- WHAT IS ASKED: Restate all the material verbatim, except for the pictures.

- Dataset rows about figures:
((
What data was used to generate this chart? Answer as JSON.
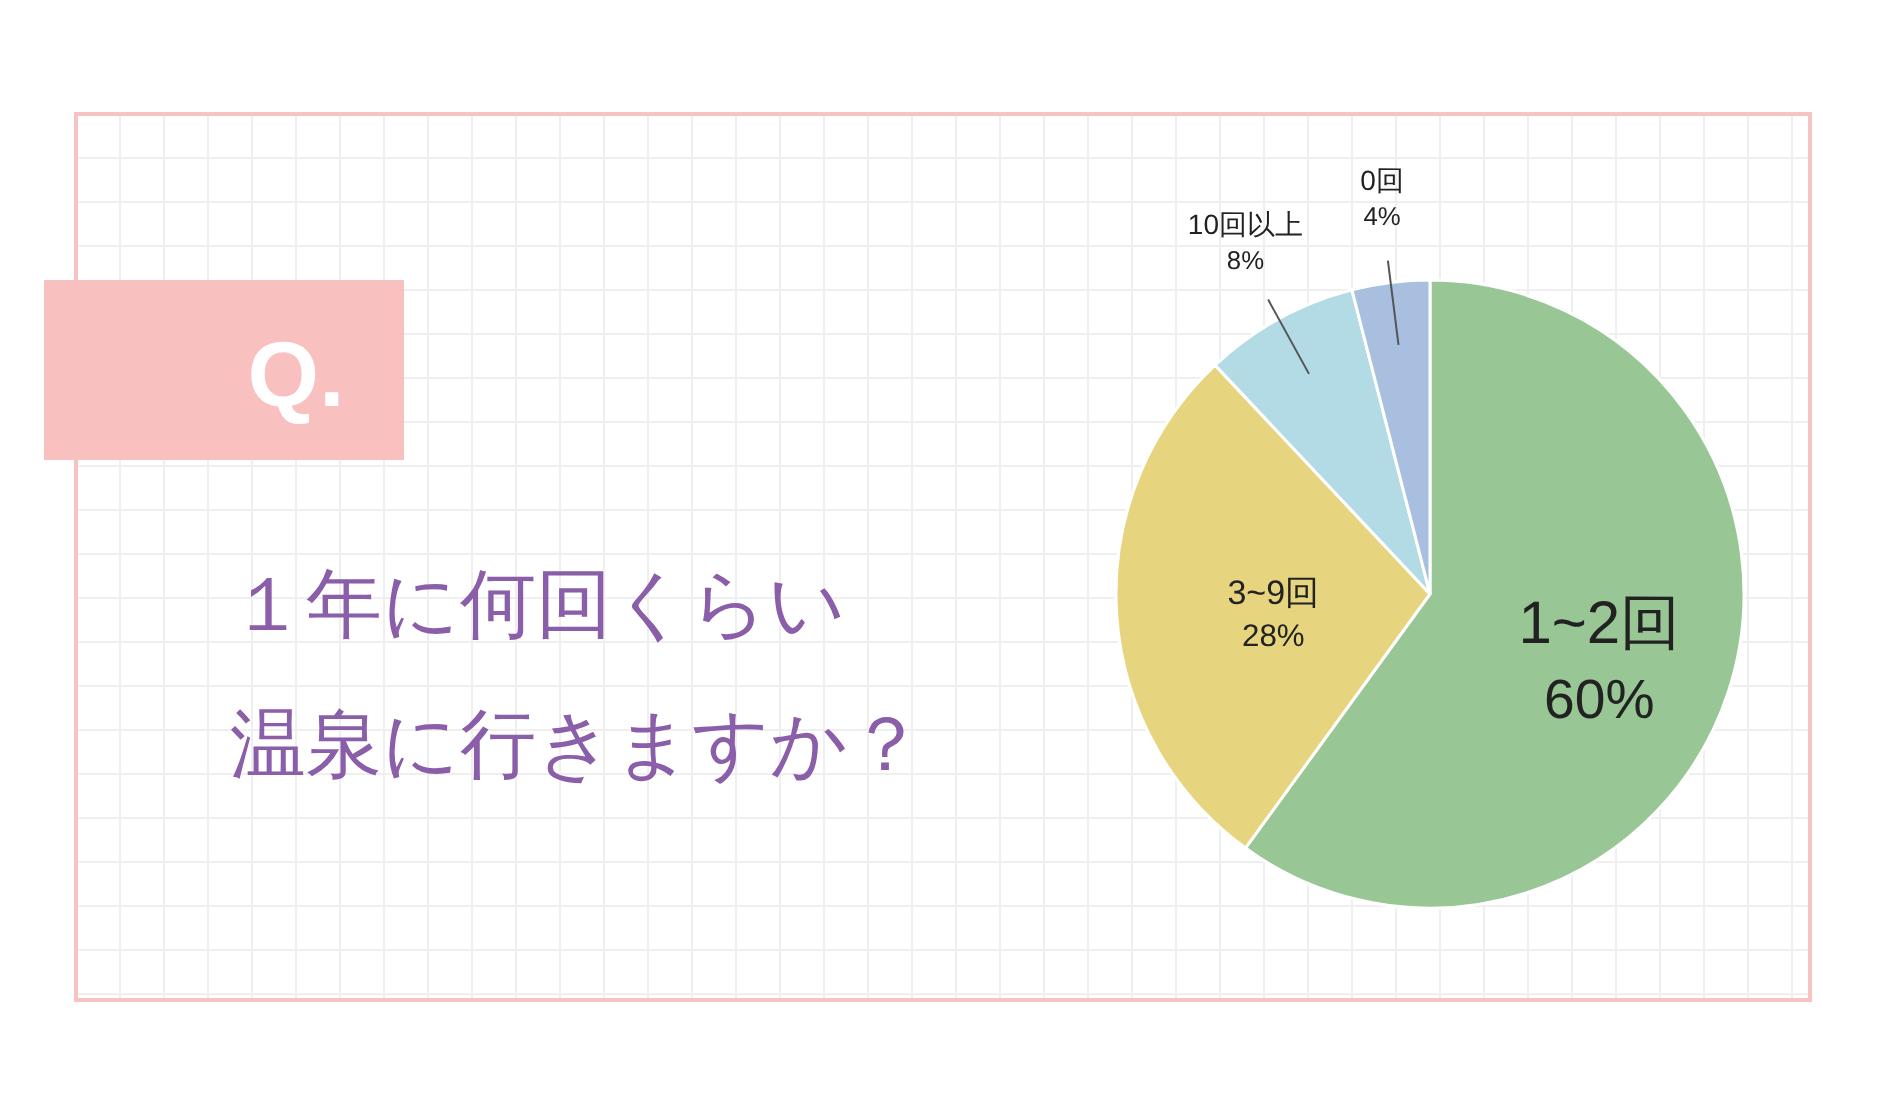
{
  "chart_data": {
    "type": "pie",
    "title": "Q.",
    "subtitle": "１年に何回くらい",
    "annotations": [
      "温泉に行きますか？"
    ],
    "categories": [
      "1~2回",
      "3~9回",
      "10回以上",
      "0回"
    ],
    "values": [
      60,
      28,
      8,
      4
    ],
    "colors": [
      "#98c695",
      "#e6d47e",
      "#b3dbe6",
      "#a9bfdf"
    ],
    "value_labels": [
      "60%",
      "28%",
      "8%",
      "4%"
    ]
  }
}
))
- FULL OUTPUT:
What data was used to generate this chart? Answer as JSON.
{
  "chart_data": {
    "type": "pie",
    "title": "Q.",
    "subtitle": "１年に何回くらい",
    "annotations": [
      "温泉に行きますか？"
    ],
    "categories": [
      "1~2回",
      "3~9回",
      "10回以上",
      "0回"
    ],
    "values": [
      60,
      28,
      8,
      4
    ],
    "colors": [
      "#98c695",
      "#e6d47e",
      "#b3dbe6",
      "#a9bfdf"
    ],
    "value_labels": [
      "60%",
      "28%",
      "8%",
      "4%"
    ]
  }
}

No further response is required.